• **OBJECTIVE**
Output every entry exactly as written, but omit the pictures.

• **EXCERPTED RECORDS**
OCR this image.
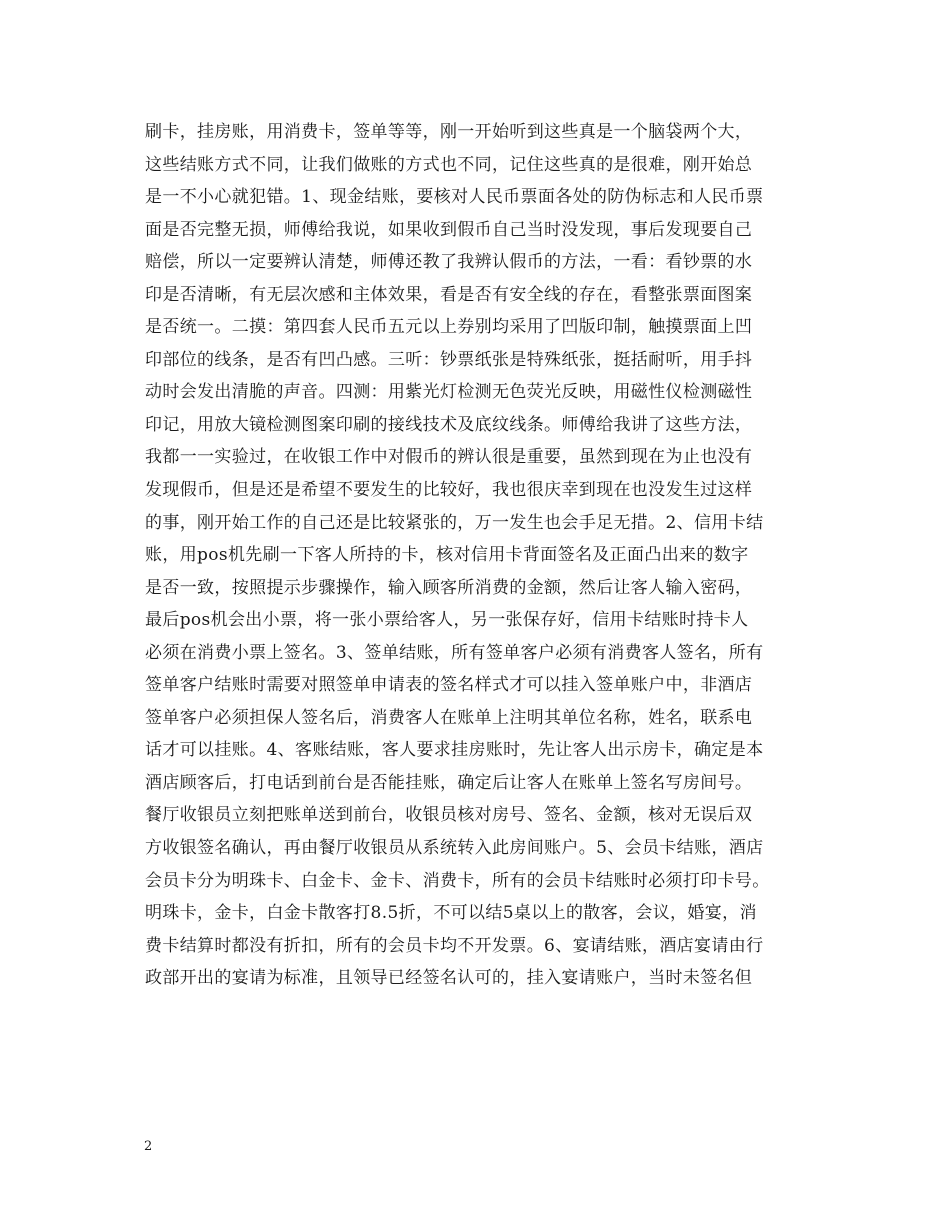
刷卡，挂房账，用消费卡，签单等等，刚一开始听到这些真是一个脑袋两个大，
这些结账方式不同，让我们做账的方式也不同，记住这些真的是很难，刚开始总
是一不小心就犯错。1、现金结账，要核对人民币票面各处的防伪标志和人民币票
面是否完整无损，师傅给我说，如果收到假币自己当时没发现，事后发现要自己
赔偿，所以一定要辨认清楚，师傅还教了我辨认假币的方法，一看：看钞票的水
印是否清晰，有无层次感和主体效果，看是否有安全线的存在，看整张票面图案
是否统一。二摸：第四套人民币五元以上券别均采用了凹版印制，触摸票面上凹
印部位的线条，是否有凹凸感。三听：钞票纸张是特殊纸张，挺括耐听，用手抖
动时会发出清脆的声音。四测：用紫光灯检测无色荧光反映，用磁性仪检测磁性
印记，用放大镜检测图案印刷的接线技术及底纹线条。师傅给我讲了这些方法，
我都一一实验过，在收银工作中对假币的辨认很是重要，虽然到现在为止也没有
发现假币，但是还是希望不要发生的比较好，我也很庆幸到现在也没发生过这样
的事，刚开始工作的自己还是比较紧张的，万一发生也会手足无措。2、信用卡结
账，用pos机先刷一下客人所持的卡，核对信用卡背面签名及正面凸出来的数字
是否一致，按照提示步骤操作，输入顾客所消费的金额，然后让客人输入密码，
最后pos机会出小票，将一张小票给客人，另一张保存好，信用卡结账时持卡人
必须在消费小票上签名。3、签单结账，所有签单客户必须有消费客人签名，所有
签单客户结账时需要对照签单申请表的签名样式才可以挂入签单账户中，非酒店
签单客户必须担保人签名后，消费客人在账单上注明其单位名称，姓名，联系电
话才可以挂账。4、客账结账，客人要求挂房账时，先让客人出示房卡，确定是本
酒店顾客后，打电话到前台是否能挂账，确定后让客人在账单上签名写房间号。
餐厅收银员立刻把账单送到前台，收银员核对房号、签名、金额，核对无误后双
方收银签名确认，再由餐厅收银员从系统转入此房间账户。5、会员卡结账，酒店
会员卡分为明珠卡、白金卡、金卡、消费卡，所有的会员卡结账时必须打印卡号。
明珠卡，金卡，白金卡散客打8.5折，不可以结5桌以上的散客，会议，婚宴，消
费卡结算时都没有折扣，所有的会员卡均不开发票。6、宴请结账，酒店宴请由行
政部开出的宴请为标准，且领导已经签名认可的，挂入宴请账户，当时未签名但
2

• **FULL SOLUTION**
OCR this image.
刷卡，挂房账，用消费卡，签单等等，刚一开始听到这些真是一个脑袋两个大，
这些结账方式不同，让我们做账的方式也不同，记住这些真的是很难，刚开始总
是一不小心就犯错。1、现金结账，要核对人民币票面各处的防伪标志和人民币票
面是否完整无损，师傅给我说，如果收到假币自己当时没发现，事后发现要自己
赔偿，所以一定要辨认清楚，师傅还教了我辨认假币的方法，一看：看钞票的水
印是否清晰，有无层次感和主体效果，看是否有安全线的存在，看整张票面图案
是否统一。二摸：第四套人民币五元以上券别均采用了凹版印制，触摸票面上凹
印部位的线条，是否有凹凸感。三听：钞票纸张是特殊纸张，挺括耐听，用手抖
动时会发出清脆的声音。四测：用紫光灯检测无色荧光反映，用磁性仪检测磁性
印记，用放大镜检测图案印刷的接线技术及底纹线条。师傅给我讲了这些方法，
我都一一实验过，在收银工作中对假币的辨认很是重要，虽然到现在为止也没有
发现假币，但是还是希望不要发生的比较好，我也很庆幸到现在也没发生过这样
的事，刚开始工作的自己还是比较紧张的，万一发生也会手足无措。2、信用卡结
账，用pos机先刷一下客人所持的卡，核对信用卡背面签名及正面凸出来的数字
是否一致，按照提示步骤操作，输入顾客所消费的金额，然后让客人输入密码，
最后pos机会出小票，将一张小票给客人，另一张保存好，信用卡结账时持卡人
必须在消费小票上签名。3、签单结账，所有签单客户必须有消费客人签名，所有
签单客户结账时需要对照签单申请表的签名样式才可以挂入签单账户中，非酒店
签单客户必须担保人签名后，消费客人在账单上注明其单位名称，姓名，联系电
话才可以挂账。4、客账结账，客人要求挂房账时，先让客人出示房卡，确定是本
酒店顾客后，打电话到前台是否能挂账，确定后让客人在账单上签名写房间号。
餐厅收银员立刻把账单送到前台，收银员核对房号、签名、金额，核对无误后双
方收银签名确认，再由餐厅收银员从系统转入此房间账户。5、会员卡结账，酒店
会员卡分为明珠卡、白金卡、金卡、消费卡，所有的会员卡结账时必须打印卡号。
明珠卡，金卡，白金卡散客打8.5折，不可以结5桌以上的散客，会议，婚宴，消
费卡结算时都没有折扣，所有的会员卡均不开发票。6、宴请结账，酒店宴请由行
政部开出的宴请为标准，且领导已经签名认可的，挂入宴请账户，当时未签名但
2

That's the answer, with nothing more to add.